Task:
Without the pictures, return all of the material exactly as written.

Material:

===============

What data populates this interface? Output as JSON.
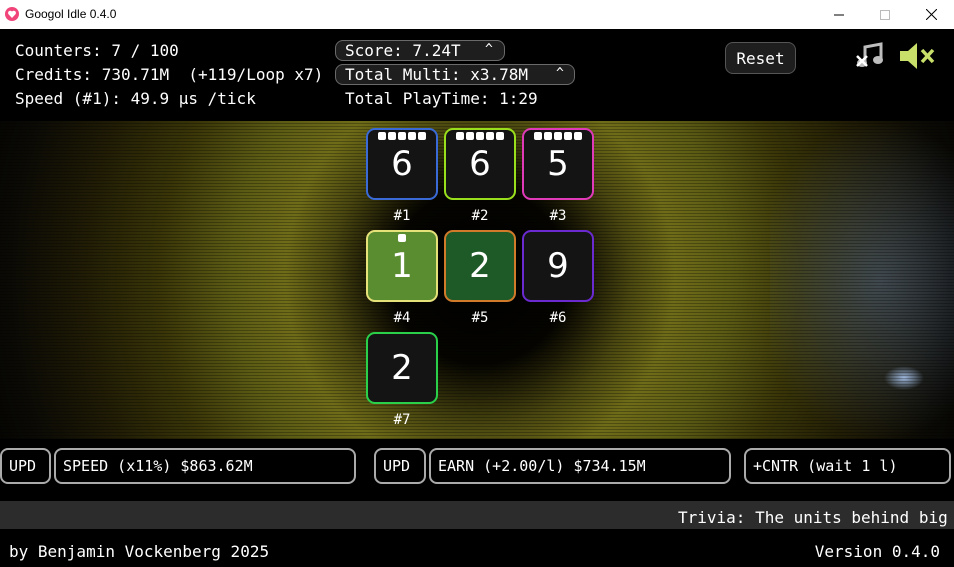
{
  "window": {
    "title": "Googol Idle 0.4.0",
    "icon": "heart-app-icon"
  },
  "stats": {
    "counters": "Counters: 7 / 100",
    "credits": "Credits: 730.71M  (+119/Loop x7)",
    "speed": "Speed (#1): 49.9 µs /tick",
    "score": "Score: 7.24T",
    "total_multi": "Total Multi: x3.78M",
    "playtime": "Total PlayTime: 1:29",
    "expand_caret": "^"
  },
  "controls": {
    "reset_label": "Reset",
    "music_icon": "music-off-icon",
    "sound_icon": "speaker-muted-icon"
  },
  "tiles": [
    {
      "value": "6",
      "label": "#1",
      "border": "#3a6ad6",
      "fill": "#141414",
      "dots": 5
    },
    {
      "value": "6",
      "label": "#2",
      "border": "#9adf1c",
      "fill": "#141414",
      "dots": 5
    },
    {
      "value": "5",
      "label": "#3",
      "border": "#e03ab8",
      "fill": "#141414",
      "dots": 5
    },
    {
      "value": "1",
      "label": "#4",
      "border": "#e6e27a",
      "fill": "#5a8c30",
      "dots": 1
    },
    {
      "value": "2",
      "label": "#5",
      "border": "#d07a2a",
      "fill": "#1e5a28",
      "dots": 0
    },
    {
      "value": "9",
      "label": "#6",
      "border": "#6a2ad0",
      "fill": "#141414",
      "dots": 0
    },
    {
      "value": "2",
      "label": "#7",
      "border": "#2ad04a",
      "fill": "#141414",
      "dots": 0
    }
  ],
  "actions": {
    "upd1": "UPD",
    "speed": "SPEED (x11%) $863.62M",
    "upd2": "UPD",
    "earn": "EARN (+2.00/l) $734.15M",
    "add_counter": "+CNTR (wait 1 l)"
  },
  "trivia": "Trivia: The units behind big",
  "footer": {
    "author": "by Benjamin Vockenberg 2025",
    "version": "Version 0.4.0"
  }
}
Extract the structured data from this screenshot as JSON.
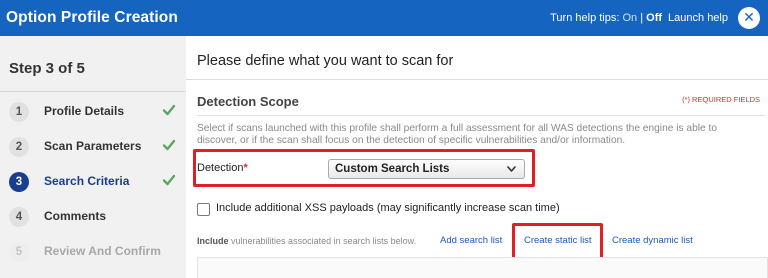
{
  "header": {
    "title": "Option Profile Creation",
    "help_tips_label": "Turn help tips:",
    "help_on": "On",
    "help_separator": "|",
    "help_off": "Off",
    "launch_help": "Launch help",
    "close_glyph": "✕"
  },
  "sidebar": {
    "step_count": "Step 3 of 5",
    "steps": [
      {
        "num": "1",
        "label": "Profile Details",
        "status": "complete"
      },
      {
        "num": "2",
        "label": "Scan Parameters",
        "status": "complete"
      },
      {
        "num": "3",
        "label": "Search Criteria",
        "status": "active"
      },
      {
        "num": "4",
        "label": "Comments",
        "status": "upcoming"
      },
      {
        "num": "5",
        "label": "Review And Confirm",
        "status": "disabled"
      }
    ]
  },
  "main": {
    "title": "Please define what you want to scan for",
    "section_title": "Detection Scope",
    "required_note": "(*) REQUIRED FIELDS",
    "description": "Select if scans launched with this profile shall perform a full assessment for all WAS detections the engine is able to discover, or if the scan shall focus on the detection of specific vulnerabilities and/or information.",
    "detection": {
      "label": "Detection",
      "required_marker": "*",
      "selected": "Custom Search Lists"
    },
    "xss_checkbox": {
      "checked": false,
      "label": "Include additional XSS payloads (may significantly increase scan time)"
    },
    "include": {
      "bold": "Include",
      "text": "vulnerabilities associated in search lists below.",
      "add_search_list": "Add search list",
      "create_static_list": "Create static list",
      "create_dynamic_list": "Create dynamic list"
    }
  },
  "colors": {
    "header_bg": "#1565c0",
    "active_step": "#1a3d8f",
    "check_green": "#5ca85c",
    "highlight_red": "#e31e24",
    "link_blue": "#1a5bb5",
    "required_red": "#d32f2f"
  },
  "icons": {
    "close": "close-icon",
    "check": "check-icon",
    "dropdown": "chevron-down-icon"
  }
}
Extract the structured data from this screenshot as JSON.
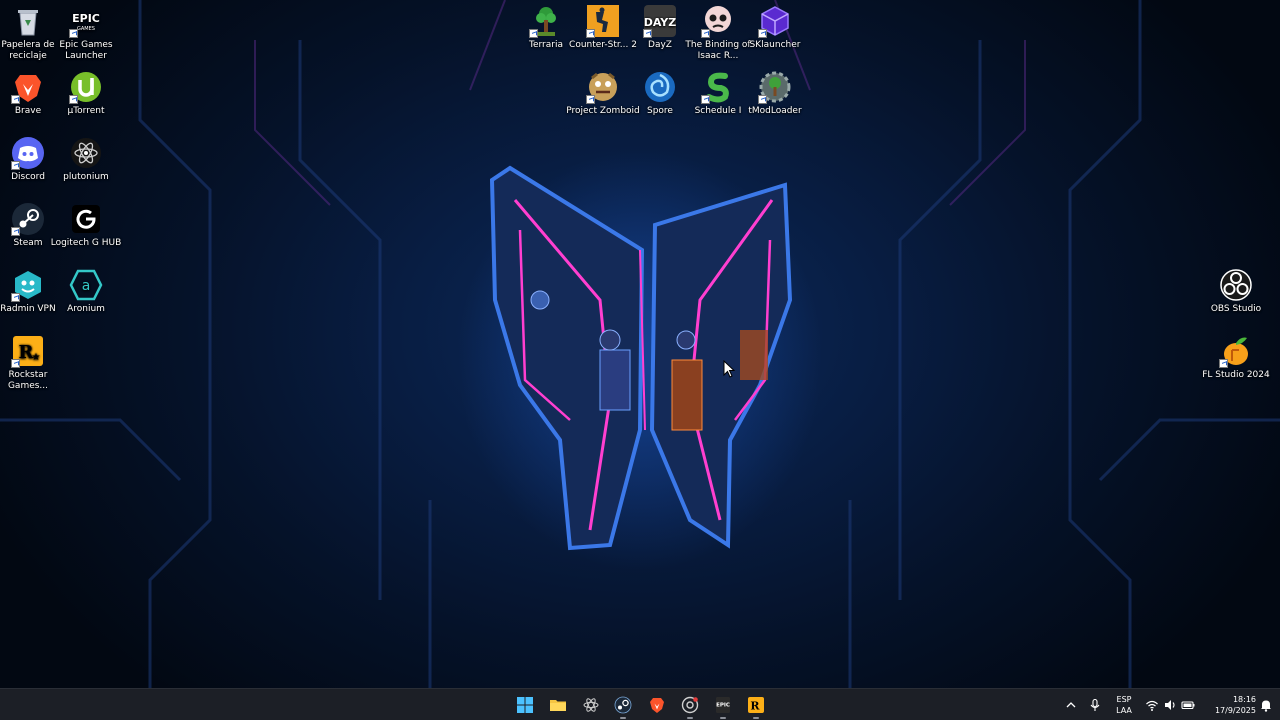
{
  "desktop": {
    "icons_left": [
      {
        "label": "Papelera de reciclaje",
        "icon": "recycle-bin-icon"
      },
      {
        "label": "Epic Games Launcher",
        "icon": "epic-games-icon"
      },
      {
        "label": "Brave",
        "icon": "brave-icon"
      },
      {
        "label": "µTorrent",
        "icon": "utorrent-icon"
      },
      {
        "label": "Discord",
        "icon": "discord-icon"
      },
      {
        "label": "plutonium",
        "icon": "plutonium-icon"
      },
      {
        "label": "Steam",
        "icon": "steam-icon"
      },
      {
        "label": "Logitech G HUB",
        "icon": "logitech-ghub-icon"
      },
      {
        "label": "Radmin VPN",
        "icon": "radmin-vpn-icon"
      },
      {
        "label": "Aronium",
        "icon": "aronium-icon"
      },
      {
        "label": "Rockstar Games...",
        "icon": "rockstar-games-icon"
      }
    ],
    "icons_top": [
      {
        "label": "Terraria",
        "icon": "terraria-icon"
      },
      {
        "label": "Counter-Str... 2",
        "icon": "counter-strike-icon"
      },
      {
        "label": "DayZ",
        "icon": "dayz-icon"
      },
      {
        "label": "The Binding of Isaac R...",
        "icon": "binding-of-isaac-icon"
      },
      {
        "label": "SKlauncher",
        "icon": "sklauncher-icon"
      },
      {
        "label": "Project Zomboid",
        "icon": "project-zomboid-icon"
      },
      {
        "label": "Spore",
        "icon": "spore-icon"
      },
      {
        "label": "Schedule I",
        "icon": "schedule-i-icon"
      },
      {
        "label": "tModLoader",
        "icon": "tmodloader-icon"
      }
    ],
    "icons_right": [
      {
        "label": "OBS Studio",
        "icon": "obs-studio-icon"
      },
      {
        "label": "FL Studio 2024",
        "icon": "fl-studio-icon"
      }
    ]
  },
  "taskbar": {
    "apps": [
      "windows-start-icon",
      "file-explorer-icon",
      "plutonium-icon",
      "steam-icon",
      "brave-icon",
      "chrome-icon",
      "epic-games-icon",
      "rockstar-games-icon"
    ],
    "tray": {
      "language_line1": "ESP",
      "language_line2": "LAA",
      "time": "18:16",
      "date": "17/9/2025"
    }
  },
  "colors": {
    "taskbar_bg": "#1c1f26",
    "desktop_bg": "#081d42",
    "neon_pink": "#ff3fd0",
    "neon_blue": "#2f7cff"
  }
}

===============

The reply:
What data populates this interface? Output as JSON.
{
  "window": {
    "title": "Googol Idle 0.4.0",
    "icon": "heart-app-icon"
  },
  "stats": {
    "counters": "Counters: 7 / 100",
    "credits": "Credits: 730.71M  (+119/Loop x7)",
    "speed": "Speed (#1): 49.9 µs /tick",
    "score": "Score: 7.24T",
    "total_multi": "Total Multi: x3.78M",
    "playtime": "Total PlayTime: 1:29",
    "expand_caret": "^"
  },
  "controls": {
    "reset_label": "Reset",
    "music_icon": "music-off-icon",
    "sound_icon": "speaker-muted-icon"
  },
  "tiles": [
    {
      "value": "6",
      "label": "#1",
      "border": "#3a6ad6",
      "fill": "#141414",
      "dots": 5
    },
    {
      "value": "6",
      "label": "#2",
      "border": "#9adf1c",
      "fill": "#141414",
      "dots": 5
    },
    {
      "value": "5",
      "label": "#3",
      "border": "#e03ab8",
      "fill": "#141414",
      "dots": 5
    },
    {
      "value": "1",
      "label": "#4",
      "border": "#e6e27a",
      "fill": "#5a8c30",
      "dots": 1
    },
    {
      "value": "2",
      "label": "#5",
      "border": "#d07a2a",
      "fill": "#1e5a28",
      "dots": 0
    },
    {
      "value": "9",
      "label": "#6",
      "border": "#6a2ad0",
      "fill": "#141414",
      "dots": 0
    },
    {
      "value": "2",
      "label": "#7",
      "border": "#2ad04a",
      "fill": "#141414",
      "dots": 0
    }
  ],
  "actions": {
    "upd1": "UPD",
    "speed": "SPEED (x11%) $863.62M",
    "upd2": "UPD",
    "earn": "EARN (+2.00/l) $734.15M",
    "add_counter": "+CNTR (wait 1 l)"
  },
  "trivia": "Trivia: The units behind big",
  "footer": {
    "author": "by Benjamin Vockenberg 2025",
    "version": "Version 0.4.0"
  }
}
Extract the structured data from this screenshot as JSON.
{
  "header": {
    "title": "Option Profile Creation",
    "help_tips_label": "Turn help tips:",
    "help_on": "On",
    "help_separator": "|",
    "help_off": "Off",
    "launch_help": "Launch help",
    "close_glyph": "✕"
  },
  "sidebar": {
    "step_count": "Step 3 of 5",
    "steps": [
      {
        "num": "1",
        "label": "Profile Details",
        "status": "complete"
      },
      {
        "num": "2",
        "label": "Scan Parameters",
        "status": "complete"
      },
      {
        "num": "3",
        "label": "Search Criteria",
        "status": "active"
      },
      {
        "num": "4",
        "label": "Comments",
        "status": "upcoming"
      },
      {
        "num": "5",
        "label": "Review And Confirm",
        "status": "disabled"
      }
    ]
  },
  "main": {
    "title": "Please define what you want to scan for",
    "section_title": "Detection Scope",
    "required_note": "(*) REQUIRED FIELDS",
    "description": "Select if scans launched with this profile shall perform a full assessment for all WAS detections the engine is able to discover, or if the scan shall focus on the detection of specific vulnerabilities and/or information.",
    "detection": {
      "label": "Detection",
      "required_marker": "*",
      "selected": "Custom Search Lists"
    },
    "xss_checkbox": {
      "checked": false,
      "label": "Include additional XSS payloads (may significantly increase scan time)"
    },
    "include": {
      "bold": "Include",
      "text": "vulnerabilities associated in search lists below.",
      "add_search_list": "Add search list",
      "create_static_list": "Create static list",
      "create_dynamic_list": "Create dynamic list"
    }
  },
  "colors": {
    "header_bg": "#1565c0",
    "active_step": "#1a3d8f",
    "check_green": "#5ca85c",
    "highlight_red": "#e31e24",
    "link_blue": "#1a5bb5",
    "required_red": "#d32f2f"
  },
  "icons": {
    "close": "close-icon",
    "check": "check-icon",
    "dropdown": "chevron-down-icon"
  }
}
Extract the structured data from this screenshot as JSON.
{
  "desktop": {
    "icons_left": [
      {
        "label": "Papelera de reciclaje",
        "icon": "recycle-bin-icon"
      },
      {
        "label": "Epic Games Launcher",
        "icon": "epic-games-icon"
      },
      {
        "label": "Brave",
        "icon": "brave-icon"
      },
      {
        "label": "µTorrent",
        "icon": "utorrent-icon"
      },
      {
        "label": "Discord",
        "icon": "discord-icon"
      },
      {
        "label": "plutonium",
        "icon": "plutonium-icon"
      },
      {
        "label": "Steam",
        "icon": "steam-icon"
      },
      {
        "label": "Logitech G HUB",
        "icon": "logitech-ghub-icon"
      },
      {
        "label": "Radmin VPN",
        "icon": "radmin-vpn-icon"
      },
      {
        "label": "Aronium",
        "icon": "aronium-icon"
      },
      {
        "label": "Rockstar Games...",
        "icon": "rockstar-games-icon"
      }
    ],
    "icons_top": [
      {
        "label": "Terraria",
        "icon": "terraria-icon"
      },
      {
        "label": "Counter-Str... 2",
        "icon": "counter-strike-icon"
      },
      {
        "label": "DayZ",
        "icon": "dayz-icon"
      },
      {
        "label": "The Binding of Isaac R...",
        "icon": "binding-of-isaac-icon"
      },
      {
        "label": "SKlauncher",
        "icon": "sklauncher-icon"
      },
      {
        "label": "Project Zomboid",
        "icon": "project-zomboid-icon"
      },
      {
        "label": "Spore",
        "icon": "spore-icon"
      },
      {
        "label": "Schedule I",
        "icon": "schedule-i-icon"
      },
      {
        "label": "tModLoader",
        "icon": "tmodloader-icon"
      }
    ],
    "icons_right": [
      {
        "label": "OBS Studio",
        "icon": "obs-studio-icon"
      },
      {
        "label": "FL Studio 2024",
        "icon": "fl-studio-icon"
      }
    ]
  },
  "taskbar": {
    "apps": [
      "windows-start-icon",
      "file-explorer-icon",
      "plutonium-icon",
      "steam-icon",
      "brave-icon",
      "chrome-icon",
      "epic-games-icon",
      "rockstar-games-icon"
    ],
    "tray": {
      "language_line1": "ESP",
      "language_line2": "LAA",
      "time": "18:16",
      "date": "17/9/2025"
    }
  },
  "colors": {
    "taskbar_bg": "#1c1f26",
    "desktop_bg": "#081d42",
    "neon_pink": "#ff3fd0",
    "neon_blue": "#2f7cff"
  }
}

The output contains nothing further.